→ TASK PROMPT
Below, find each line holding "rest" and state how many there are, using the number alone.

>> BEGIN

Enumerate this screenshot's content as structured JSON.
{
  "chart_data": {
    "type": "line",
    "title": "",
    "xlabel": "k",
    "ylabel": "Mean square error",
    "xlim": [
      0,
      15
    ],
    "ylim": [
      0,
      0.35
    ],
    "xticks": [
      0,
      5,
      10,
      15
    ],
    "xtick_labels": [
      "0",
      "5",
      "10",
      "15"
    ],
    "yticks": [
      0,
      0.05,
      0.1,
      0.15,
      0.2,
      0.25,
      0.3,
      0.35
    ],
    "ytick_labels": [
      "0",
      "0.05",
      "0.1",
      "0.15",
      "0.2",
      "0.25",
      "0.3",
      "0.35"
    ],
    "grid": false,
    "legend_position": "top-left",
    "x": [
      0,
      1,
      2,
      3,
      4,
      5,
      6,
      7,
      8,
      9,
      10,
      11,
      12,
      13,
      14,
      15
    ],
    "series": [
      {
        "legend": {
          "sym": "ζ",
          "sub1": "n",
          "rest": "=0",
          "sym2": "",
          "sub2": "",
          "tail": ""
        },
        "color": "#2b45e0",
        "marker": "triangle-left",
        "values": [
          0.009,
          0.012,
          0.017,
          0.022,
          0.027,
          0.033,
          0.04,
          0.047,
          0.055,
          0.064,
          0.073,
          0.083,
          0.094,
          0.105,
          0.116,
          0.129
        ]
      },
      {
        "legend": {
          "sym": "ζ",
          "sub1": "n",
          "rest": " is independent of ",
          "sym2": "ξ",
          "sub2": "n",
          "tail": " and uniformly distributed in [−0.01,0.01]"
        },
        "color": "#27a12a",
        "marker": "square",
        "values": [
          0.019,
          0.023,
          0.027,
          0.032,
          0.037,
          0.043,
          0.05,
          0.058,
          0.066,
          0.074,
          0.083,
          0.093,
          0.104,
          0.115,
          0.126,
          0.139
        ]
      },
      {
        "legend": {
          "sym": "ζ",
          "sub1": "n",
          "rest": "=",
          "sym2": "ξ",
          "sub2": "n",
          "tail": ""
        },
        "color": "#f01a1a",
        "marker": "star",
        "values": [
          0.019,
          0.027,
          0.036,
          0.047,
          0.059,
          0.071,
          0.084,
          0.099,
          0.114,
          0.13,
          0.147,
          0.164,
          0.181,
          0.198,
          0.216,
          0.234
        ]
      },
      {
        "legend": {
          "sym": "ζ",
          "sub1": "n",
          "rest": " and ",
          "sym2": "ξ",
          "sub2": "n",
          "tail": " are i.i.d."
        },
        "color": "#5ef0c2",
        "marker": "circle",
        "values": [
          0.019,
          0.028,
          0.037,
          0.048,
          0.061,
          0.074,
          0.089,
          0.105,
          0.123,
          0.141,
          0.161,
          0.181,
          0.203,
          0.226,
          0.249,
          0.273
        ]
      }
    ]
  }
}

>> END
>> BEGIN

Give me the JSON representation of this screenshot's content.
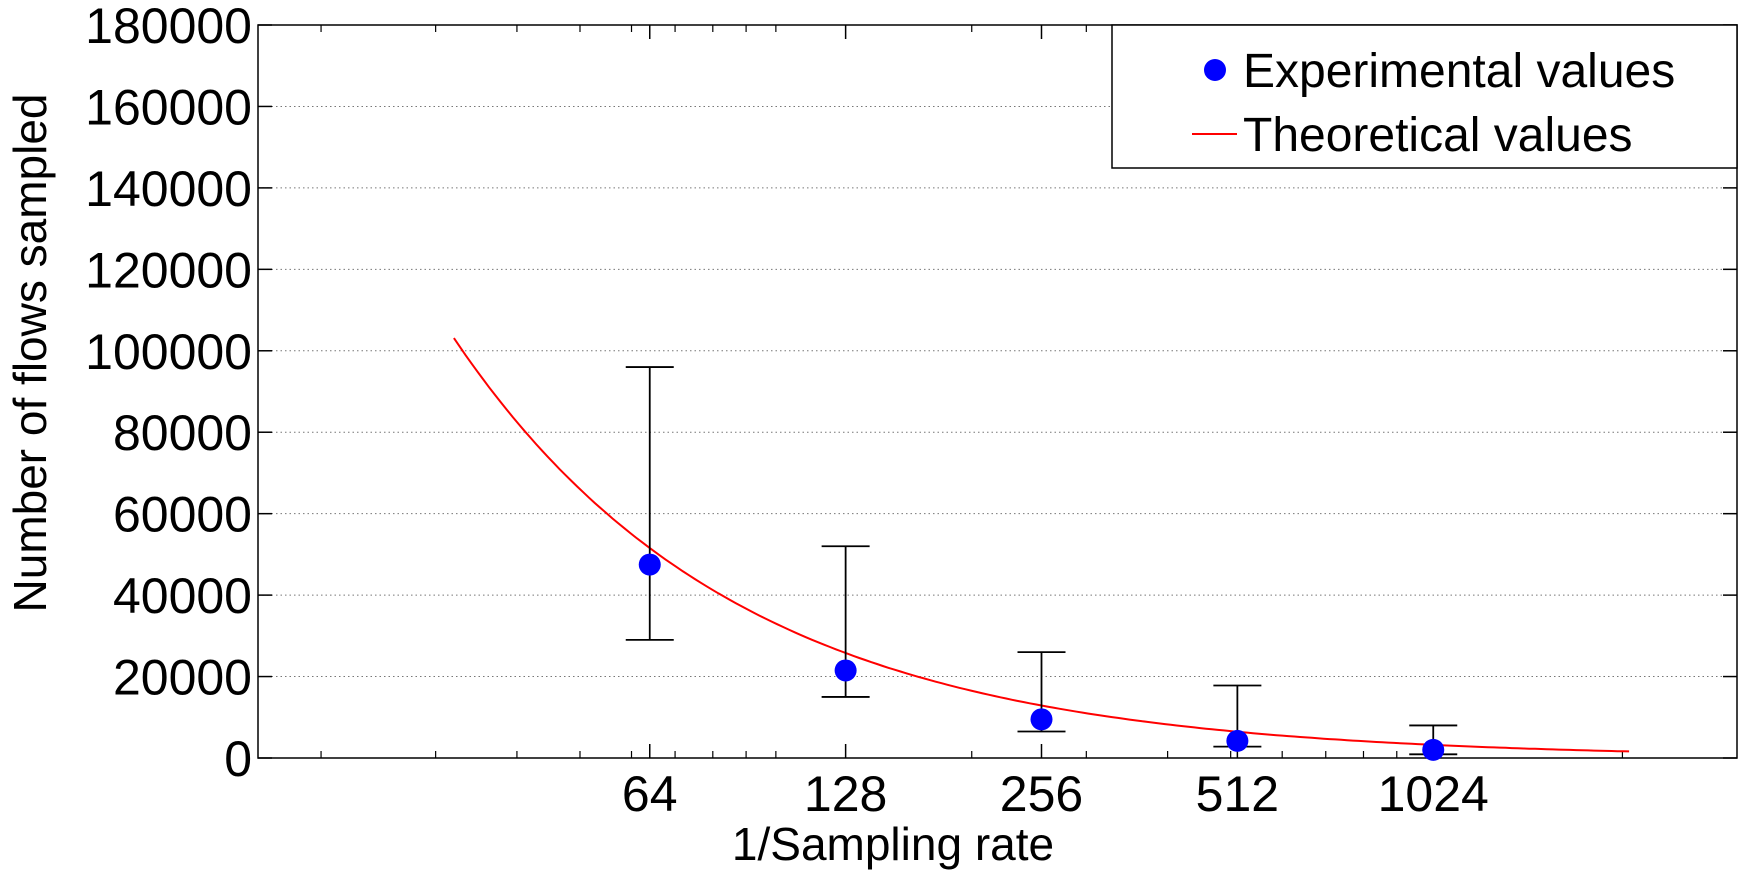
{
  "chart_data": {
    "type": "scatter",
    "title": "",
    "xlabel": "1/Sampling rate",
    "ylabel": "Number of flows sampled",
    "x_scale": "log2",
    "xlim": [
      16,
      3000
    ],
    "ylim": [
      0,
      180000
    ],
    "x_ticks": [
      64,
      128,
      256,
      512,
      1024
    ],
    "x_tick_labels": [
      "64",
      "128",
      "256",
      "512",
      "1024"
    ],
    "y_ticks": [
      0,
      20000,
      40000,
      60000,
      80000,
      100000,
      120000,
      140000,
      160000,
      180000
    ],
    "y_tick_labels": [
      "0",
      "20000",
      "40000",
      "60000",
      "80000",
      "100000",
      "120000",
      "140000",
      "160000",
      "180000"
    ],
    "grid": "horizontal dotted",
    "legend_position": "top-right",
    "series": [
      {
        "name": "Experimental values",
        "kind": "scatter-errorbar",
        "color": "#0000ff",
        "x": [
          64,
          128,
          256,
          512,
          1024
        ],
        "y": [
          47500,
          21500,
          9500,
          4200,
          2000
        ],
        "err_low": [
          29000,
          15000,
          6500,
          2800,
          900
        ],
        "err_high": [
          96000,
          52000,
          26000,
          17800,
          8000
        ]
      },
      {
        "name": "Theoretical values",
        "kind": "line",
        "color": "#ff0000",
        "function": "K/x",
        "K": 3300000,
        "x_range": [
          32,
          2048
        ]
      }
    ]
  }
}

>> END
>> BEGIN

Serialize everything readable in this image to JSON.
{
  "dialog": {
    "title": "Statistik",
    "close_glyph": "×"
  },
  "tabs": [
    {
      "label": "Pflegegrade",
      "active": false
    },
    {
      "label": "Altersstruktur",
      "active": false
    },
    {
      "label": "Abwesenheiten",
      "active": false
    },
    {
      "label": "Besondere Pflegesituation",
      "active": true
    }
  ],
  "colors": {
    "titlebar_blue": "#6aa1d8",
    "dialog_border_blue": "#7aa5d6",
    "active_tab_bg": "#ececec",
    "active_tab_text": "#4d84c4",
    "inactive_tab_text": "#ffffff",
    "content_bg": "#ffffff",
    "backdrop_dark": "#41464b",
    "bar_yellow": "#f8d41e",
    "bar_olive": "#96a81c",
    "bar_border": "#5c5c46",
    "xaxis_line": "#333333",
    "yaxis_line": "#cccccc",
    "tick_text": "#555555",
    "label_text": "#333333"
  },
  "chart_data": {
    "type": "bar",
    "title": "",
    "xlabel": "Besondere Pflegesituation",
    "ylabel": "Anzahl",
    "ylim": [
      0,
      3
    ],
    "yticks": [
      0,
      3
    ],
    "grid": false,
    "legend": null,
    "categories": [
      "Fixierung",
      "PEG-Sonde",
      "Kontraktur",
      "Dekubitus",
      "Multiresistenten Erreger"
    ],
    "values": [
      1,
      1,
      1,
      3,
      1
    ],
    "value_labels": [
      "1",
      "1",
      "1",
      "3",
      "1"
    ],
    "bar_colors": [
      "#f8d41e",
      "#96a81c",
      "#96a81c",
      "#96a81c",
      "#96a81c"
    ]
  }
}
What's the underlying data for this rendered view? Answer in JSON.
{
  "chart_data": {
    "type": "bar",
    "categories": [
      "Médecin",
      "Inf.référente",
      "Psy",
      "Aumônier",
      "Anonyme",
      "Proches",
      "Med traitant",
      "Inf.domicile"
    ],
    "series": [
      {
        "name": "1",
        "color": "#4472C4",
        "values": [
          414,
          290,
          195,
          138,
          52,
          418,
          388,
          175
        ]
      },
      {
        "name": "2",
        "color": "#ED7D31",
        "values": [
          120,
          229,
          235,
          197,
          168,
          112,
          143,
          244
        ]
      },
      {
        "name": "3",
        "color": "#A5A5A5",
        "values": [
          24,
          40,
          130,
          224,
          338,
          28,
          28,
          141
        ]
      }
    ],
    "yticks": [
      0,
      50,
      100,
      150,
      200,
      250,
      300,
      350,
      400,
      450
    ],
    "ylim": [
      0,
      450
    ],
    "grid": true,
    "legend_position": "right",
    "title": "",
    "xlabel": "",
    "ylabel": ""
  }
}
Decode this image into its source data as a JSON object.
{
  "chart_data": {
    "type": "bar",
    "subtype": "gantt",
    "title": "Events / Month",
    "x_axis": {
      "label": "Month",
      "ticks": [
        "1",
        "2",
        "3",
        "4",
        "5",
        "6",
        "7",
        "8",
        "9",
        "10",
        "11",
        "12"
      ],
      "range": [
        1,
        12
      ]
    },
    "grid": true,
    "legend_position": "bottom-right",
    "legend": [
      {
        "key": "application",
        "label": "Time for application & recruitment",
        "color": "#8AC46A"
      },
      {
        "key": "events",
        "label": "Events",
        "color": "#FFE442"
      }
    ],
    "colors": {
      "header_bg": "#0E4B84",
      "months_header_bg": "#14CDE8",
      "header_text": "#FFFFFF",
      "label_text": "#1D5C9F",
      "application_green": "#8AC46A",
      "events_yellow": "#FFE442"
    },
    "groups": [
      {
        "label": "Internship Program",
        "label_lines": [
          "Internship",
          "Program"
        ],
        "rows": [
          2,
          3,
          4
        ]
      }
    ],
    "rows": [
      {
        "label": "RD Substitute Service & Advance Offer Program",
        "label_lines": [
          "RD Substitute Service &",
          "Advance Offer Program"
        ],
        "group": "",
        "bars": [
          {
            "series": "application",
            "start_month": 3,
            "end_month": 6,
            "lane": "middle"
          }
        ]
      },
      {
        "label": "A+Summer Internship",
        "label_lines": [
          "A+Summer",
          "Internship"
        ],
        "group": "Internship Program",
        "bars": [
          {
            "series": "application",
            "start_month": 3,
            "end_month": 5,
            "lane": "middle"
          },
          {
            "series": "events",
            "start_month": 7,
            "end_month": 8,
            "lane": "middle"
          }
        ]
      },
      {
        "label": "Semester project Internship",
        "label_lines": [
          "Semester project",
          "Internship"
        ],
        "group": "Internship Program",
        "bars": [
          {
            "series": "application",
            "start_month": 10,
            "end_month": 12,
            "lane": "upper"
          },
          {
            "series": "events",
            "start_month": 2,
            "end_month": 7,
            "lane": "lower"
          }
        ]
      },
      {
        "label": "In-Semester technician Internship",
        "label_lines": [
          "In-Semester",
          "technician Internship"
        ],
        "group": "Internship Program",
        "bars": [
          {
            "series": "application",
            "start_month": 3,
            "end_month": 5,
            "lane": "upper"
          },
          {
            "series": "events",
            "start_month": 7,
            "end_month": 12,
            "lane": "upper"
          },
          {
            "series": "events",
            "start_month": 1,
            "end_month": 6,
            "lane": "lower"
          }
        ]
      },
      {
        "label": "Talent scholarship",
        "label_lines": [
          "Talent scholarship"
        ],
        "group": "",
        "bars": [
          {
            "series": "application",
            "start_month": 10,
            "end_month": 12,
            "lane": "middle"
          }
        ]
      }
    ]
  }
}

>> END

→ SOLUTION BELOW
4